Dataset rows:
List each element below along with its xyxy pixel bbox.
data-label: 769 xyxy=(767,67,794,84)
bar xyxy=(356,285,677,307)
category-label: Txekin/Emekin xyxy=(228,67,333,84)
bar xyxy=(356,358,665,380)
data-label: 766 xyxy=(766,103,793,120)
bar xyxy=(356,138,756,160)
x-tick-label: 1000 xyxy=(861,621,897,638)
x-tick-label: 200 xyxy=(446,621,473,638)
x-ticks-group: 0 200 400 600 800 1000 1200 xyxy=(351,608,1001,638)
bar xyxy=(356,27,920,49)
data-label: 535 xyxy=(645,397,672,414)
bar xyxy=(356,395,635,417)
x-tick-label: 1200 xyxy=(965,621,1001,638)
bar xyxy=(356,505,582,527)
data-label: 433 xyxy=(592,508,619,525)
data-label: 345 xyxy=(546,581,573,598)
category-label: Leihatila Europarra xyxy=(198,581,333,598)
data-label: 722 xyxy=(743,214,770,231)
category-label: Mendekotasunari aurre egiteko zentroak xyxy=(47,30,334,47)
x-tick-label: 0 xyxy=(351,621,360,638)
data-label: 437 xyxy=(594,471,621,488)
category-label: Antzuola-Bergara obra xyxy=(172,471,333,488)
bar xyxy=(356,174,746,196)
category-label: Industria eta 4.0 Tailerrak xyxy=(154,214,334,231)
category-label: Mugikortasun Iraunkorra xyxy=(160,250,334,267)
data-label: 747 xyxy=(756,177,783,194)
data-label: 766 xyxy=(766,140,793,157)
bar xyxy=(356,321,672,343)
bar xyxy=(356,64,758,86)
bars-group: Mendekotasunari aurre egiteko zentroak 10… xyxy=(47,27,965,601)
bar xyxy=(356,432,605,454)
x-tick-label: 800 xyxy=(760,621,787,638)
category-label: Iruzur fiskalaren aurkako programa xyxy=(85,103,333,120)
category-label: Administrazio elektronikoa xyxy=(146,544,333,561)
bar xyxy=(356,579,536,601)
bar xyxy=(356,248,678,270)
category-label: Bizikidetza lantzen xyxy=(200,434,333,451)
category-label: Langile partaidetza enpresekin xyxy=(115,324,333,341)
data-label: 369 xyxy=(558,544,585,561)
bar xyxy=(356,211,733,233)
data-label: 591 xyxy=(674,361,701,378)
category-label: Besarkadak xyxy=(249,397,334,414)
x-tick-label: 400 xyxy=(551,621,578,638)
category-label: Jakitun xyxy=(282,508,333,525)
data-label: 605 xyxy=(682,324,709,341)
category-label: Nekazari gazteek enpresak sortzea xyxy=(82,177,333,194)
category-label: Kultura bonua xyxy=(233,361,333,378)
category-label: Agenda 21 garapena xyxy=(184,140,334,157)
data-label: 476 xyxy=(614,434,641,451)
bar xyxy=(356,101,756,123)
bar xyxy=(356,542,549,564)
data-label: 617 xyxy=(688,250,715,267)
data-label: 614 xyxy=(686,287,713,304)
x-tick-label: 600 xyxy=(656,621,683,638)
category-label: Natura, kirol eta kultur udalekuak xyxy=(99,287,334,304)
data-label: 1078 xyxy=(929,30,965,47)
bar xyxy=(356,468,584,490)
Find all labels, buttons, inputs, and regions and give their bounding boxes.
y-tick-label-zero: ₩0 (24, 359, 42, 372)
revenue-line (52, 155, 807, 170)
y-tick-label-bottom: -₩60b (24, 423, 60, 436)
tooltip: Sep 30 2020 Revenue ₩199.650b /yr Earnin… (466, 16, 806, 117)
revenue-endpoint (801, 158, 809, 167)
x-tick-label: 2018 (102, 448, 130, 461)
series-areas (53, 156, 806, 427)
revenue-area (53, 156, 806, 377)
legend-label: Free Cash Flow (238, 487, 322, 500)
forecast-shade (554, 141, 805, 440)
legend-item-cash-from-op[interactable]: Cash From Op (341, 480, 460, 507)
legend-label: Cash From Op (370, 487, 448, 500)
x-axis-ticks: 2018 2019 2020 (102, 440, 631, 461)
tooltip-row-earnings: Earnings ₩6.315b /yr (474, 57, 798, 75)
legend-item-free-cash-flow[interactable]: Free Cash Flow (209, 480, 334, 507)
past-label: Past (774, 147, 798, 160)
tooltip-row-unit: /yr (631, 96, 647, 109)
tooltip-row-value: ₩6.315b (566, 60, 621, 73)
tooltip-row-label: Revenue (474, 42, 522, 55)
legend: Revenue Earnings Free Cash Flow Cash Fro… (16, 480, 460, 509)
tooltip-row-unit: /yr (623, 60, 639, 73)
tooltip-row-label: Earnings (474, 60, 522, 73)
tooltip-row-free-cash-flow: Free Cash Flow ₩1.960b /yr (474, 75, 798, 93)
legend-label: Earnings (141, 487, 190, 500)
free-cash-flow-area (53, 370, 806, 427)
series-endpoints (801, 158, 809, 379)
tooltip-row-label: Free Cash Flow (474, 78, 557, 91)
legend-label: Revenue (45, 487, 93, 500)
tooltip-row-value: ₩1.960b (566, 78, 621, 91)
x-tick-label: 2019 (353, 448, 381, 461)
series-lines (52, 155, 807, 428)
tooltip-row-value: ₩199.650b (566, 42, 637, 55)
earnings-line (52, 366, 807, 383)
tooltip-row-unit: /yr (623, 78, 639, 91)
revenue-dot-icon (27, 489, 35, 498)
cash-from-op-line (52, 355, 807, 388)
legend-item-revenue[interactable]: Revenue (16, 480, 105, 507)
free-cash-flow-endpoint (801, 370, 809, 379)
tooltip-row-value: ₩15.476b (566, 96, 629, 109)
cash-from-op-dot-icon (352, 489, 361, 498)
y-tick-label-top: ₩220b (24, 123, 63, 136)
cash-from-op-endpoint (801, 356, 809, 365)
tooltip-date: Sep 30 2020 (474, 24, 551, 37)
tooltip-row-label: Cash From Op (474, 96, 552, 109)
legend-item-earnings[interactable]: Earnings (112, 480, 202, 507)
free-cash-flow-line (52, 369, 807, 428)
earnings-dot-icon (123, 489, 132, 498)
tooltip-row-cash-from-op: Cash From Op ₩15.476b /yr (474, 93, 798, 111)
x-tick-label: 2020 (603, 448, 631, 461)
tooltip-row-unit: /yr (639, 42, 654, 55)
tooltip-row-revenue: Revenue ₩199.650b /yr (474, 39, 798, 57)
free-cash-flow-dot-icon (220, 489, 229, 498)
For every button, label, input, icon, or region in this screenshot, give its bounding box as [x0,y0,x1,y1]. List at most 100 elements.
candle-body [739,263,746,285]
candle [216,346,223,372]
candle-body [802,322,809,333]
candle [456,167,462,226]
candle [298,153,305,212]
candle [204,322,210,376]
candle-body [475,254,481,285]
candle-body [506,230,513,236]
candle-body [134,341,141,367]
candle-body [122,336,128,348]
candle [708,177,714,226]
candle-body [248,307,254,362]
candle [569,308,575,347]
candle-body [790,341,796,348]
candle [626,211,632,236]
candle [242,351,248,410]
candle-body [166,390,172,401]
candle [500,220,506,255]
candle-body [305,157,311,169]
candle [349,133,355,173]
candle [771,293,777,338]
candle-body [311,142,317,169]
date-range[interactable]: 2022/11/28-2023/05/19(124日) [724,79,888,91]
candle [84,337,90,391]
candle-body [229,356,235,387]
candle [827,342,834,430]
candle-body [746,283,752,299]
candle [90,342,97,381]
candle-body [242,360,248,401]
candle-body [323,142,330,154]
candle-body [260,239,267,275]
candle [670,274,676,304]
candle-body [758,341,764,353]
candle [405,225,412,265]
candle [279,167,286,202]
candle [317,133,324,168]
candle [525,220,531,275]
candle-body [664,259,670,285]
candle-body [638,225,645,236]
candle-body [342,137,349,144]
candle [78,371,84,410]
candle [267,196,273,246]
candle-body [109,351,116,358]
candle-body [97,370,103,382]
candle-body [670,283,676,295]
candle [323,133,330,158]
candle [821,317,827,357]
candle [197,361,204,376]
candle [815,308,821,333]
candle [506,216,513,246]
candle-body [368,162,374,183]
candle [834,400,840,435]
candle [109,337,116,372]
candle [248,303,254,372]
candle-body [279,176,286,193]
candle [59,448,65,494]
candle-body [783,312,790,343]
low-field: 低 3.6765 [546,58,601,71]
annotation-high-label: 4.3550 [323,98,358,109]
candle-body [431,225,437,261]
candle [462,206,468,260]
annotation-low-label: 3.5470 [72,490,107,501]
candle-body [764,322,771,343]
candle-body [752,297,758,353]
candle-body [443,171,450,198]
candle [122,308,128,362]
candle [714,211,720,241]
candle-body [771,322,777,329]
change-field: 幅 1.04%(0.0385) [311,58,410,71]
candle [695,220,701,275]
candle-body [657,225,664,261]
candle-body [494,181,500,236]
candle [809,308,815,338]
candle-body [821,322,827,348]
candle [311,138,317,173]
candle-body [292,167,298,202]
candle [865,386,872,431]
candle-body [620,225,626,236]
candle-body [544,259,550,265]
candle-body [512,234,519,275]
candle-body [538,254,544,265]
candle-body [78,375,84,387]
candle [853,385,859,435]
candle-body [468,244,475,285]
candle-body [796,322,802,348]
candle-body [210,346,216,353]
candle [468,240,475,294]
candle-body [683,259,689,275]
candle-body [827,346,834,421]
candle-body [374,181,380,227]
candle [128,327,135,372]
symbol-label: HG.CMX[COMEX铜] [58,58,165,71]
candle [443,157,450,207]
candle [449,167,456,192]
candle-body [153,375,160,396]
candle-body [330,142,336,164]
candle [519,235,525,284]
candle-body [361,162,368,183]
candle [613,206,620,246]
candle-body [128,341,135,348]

**Problem statement**: Starting at the first line of the material and going on through the line with "category-label: Industria eta", write those lines out again with "data-label" swapped for "value-label" and nothing else altered.

**Exercise answer**:
List each element below along with its xyxy pixel bbox.
value-label: 769 xyxy=(767,67,794,84)
bar xyxy=(356,285,677,307)
category-label: Txekin/Emekin xyxy=(228,67,333,84)
bar xyxy=(356,358,665,380)
value-label: 766 xyxy=(766,103,793,120)
bar xyxy=(356,138,756,160)
x-tick-label: 1000 xyxy=(861,621,897,638)
x-tick-label: 200 xyxy=(446,621,473,638)
x-ticks-group: 0 200 400 600 800 1000 1200 xyxy=(351,608,1001,638)
bar xyxy=(356,27,920,49)
value-label: 535 xyxy=(645,397,672,414)
bar xyxy=(356,395,635,417)
x-tick-label: 1200 xyxy=(965,621,1001,638)
bar xyxy=(356,505,582,527)
value-label: 433 xyxy=(592,508,619,525)
value-label: 345 xyxy=(546,581,573,598)
category-label: Leihatila Europarra xyxy=(198,581,333,598)
value-label: 722 xyxy=(743,214,770,231)
category-label: Mendekotasunari aurre egiteko zentroak xyxy=(47,30,334,47)
x-tick-label: 0 xyxy=(351,621,360,638)
value-label: 437 xyxy=(594,471,621,488)
category-label: Antzuola-Bergara obra xyxy=(172,471,333,488)
bar xyxy=(356,174,746,196)
category-label: Industria eta 4.0 Tailerrak xyxy=(154,214,334,231)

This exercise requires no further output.